**Data listing**

__________

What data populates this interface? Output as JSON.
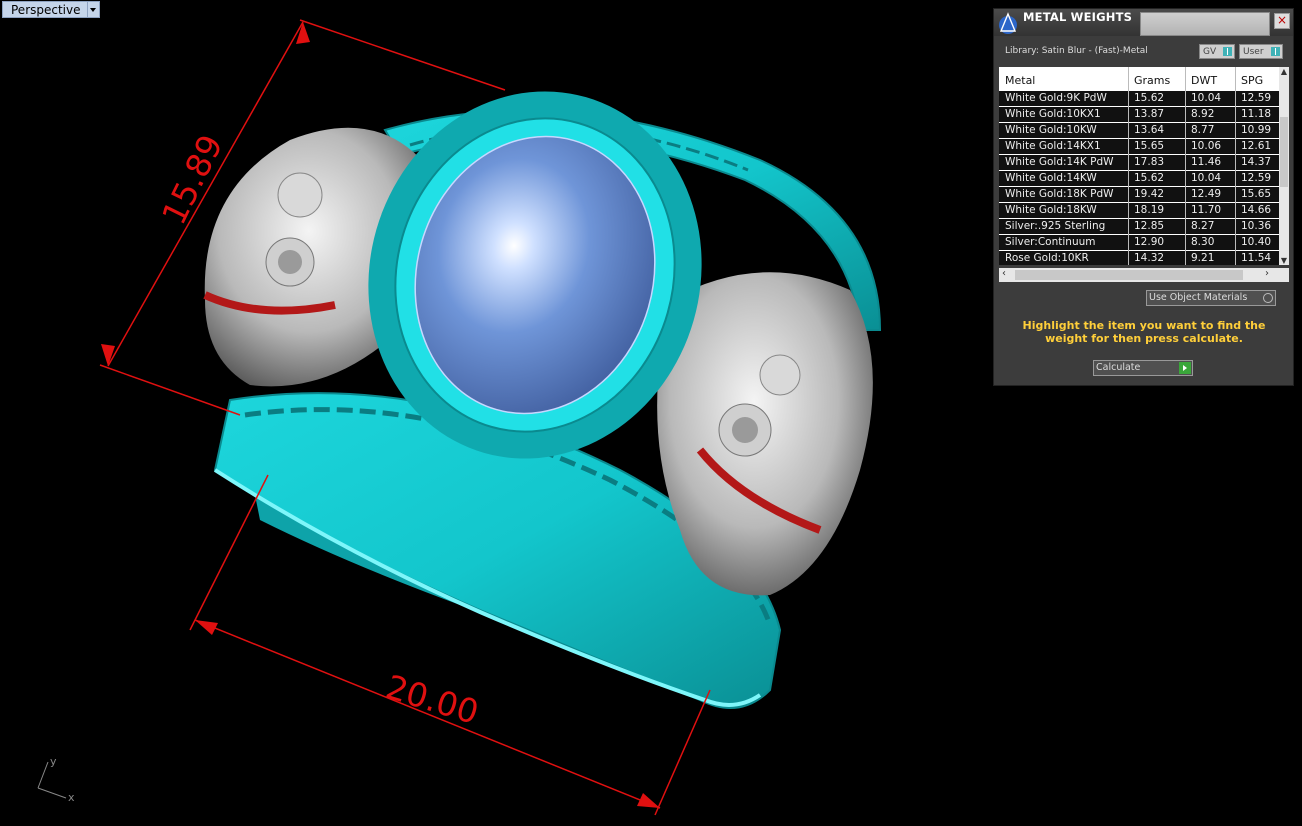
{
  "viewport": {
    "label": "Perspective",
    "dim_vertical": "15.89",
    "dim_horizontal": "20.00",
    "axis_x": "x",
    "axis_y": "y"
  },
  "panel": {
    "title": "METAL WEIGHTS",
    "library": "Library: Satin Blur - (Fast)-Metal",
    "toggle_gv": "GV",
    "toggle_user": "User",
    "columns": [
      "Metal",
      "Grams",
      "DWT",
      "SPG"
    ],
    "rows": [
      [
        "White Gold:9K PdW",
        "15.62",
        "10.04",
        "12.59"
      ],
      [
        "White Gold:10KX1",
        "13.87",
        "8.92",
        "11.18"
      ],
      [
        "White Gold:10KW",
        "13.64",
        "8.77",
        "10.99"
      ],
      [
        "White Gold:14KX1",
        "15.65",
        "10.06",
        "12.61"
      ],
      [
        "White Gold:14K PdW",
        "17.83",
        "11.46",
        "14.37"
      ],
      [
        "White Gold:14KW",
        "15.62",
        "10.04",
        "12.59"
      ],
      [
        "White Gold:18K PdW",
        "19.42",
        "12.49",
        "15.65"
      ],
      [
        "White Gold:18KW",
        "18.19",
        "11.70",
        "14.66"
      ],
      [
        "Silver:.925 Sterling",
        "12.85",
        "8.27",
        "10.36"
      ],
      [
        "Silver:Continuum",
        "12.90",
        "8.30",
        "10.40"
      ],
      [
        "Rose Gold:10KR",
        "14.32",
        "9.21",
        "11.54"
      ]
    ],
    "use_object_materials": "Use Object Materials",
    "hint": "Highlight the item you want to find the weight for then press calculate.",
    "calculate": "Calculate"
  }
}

__________

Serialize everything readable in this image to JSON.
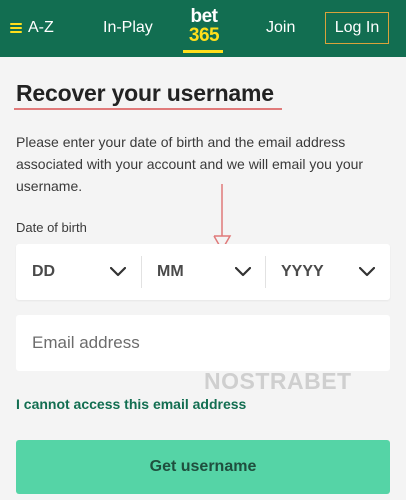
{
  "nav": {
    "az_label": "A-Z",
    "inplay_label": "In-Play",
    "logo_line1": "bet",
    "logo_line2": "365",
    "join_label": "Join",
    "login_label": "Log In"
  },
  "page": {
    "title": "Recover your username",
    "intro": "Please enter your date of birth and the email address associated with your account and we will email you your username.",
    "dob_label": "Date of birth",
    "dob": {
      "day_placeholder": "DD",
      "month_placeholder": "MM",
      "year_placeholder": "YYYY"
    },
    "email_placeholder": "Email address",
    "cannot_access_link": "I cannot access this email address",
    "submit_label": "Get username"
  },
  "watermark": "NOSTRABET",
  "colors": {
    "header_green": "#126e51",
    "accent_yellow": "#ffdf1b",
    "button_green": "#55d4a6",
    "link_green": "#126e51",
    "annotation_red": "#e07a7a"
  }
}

__________

**Challenge**
Every line that holds the string "JSON" should be returned.

**Output**
What data populates this interface? Output as JSON.
Serialize everything readable in this image to JSON.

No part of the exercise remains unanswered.